= Exercise directions =
List all lines of the data that include the string "username".
--- Data shown ---
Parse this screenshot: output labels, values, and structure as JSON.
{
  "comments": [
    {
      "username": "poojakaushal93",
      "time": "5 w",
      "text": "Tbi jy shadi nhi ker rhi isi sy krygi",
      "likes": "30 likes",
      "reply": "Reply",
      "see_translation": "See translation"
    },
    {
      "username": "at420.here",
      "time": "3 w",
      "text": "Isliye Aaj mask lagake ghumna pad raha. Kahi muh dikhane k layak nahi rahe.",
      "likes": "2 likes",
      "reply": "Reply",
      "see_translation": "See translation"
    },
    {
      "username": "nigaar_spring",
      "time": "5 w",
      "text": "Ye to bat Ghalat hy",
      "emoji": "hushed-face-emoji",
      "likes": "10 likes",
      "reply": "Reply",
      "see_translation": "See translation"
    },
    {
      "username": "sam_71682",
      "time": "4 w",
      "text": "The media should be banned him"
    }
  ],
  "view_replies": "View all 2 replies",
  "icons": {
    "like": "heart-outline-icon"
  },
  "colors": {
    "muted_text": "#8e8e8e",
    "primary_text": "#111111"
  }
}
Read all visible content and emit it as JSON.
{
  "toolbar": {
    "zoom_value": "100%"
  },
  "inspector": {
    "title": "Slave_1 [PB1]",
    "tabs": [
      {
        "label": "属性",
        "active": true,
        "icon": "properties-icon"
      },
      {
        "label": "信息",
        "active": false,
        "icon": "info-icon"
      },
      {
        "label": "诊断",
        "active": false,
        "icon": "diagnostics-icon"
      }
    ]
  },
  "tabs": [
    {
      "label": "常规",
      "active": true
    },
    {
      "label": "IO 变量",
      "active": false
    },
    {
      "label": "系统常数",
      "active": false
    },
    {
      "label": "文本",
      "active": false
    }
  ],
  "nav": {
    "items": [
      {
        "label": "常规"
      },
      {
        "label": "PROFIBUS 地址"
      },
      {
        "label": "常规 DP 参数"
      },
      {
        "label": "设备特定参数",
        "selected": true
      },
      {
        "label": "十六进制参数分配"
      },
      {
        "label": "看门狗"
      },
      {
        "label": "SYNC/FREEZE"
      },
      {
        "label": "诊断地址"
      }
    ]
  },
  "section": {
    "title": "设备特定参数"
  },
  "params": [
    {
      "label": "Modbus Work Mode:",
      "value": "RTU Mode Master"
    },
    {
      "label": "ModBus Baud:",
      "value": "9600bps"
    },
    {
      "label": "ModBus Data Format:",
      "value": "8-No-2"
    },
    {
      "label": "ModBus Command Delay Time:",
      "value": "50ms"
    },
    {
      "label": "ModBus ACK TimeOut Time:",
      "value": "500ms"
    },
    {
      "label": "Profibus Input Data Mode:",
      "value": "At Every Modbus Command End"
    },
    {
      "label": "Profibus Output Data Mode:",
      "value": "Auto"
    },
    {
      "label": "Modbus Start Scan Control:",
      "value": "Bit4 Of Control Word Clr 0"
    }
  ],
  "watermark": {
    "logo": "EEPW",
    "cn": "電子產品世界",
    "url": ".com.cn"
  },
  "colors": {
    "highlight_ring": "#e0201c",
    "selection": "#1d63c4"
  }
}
---
= Result of this exercise =
      "username": "poojakaushal93",
      "username": "at420.here",
      "username": "nigaar_spring",
      "username": "sam_71682",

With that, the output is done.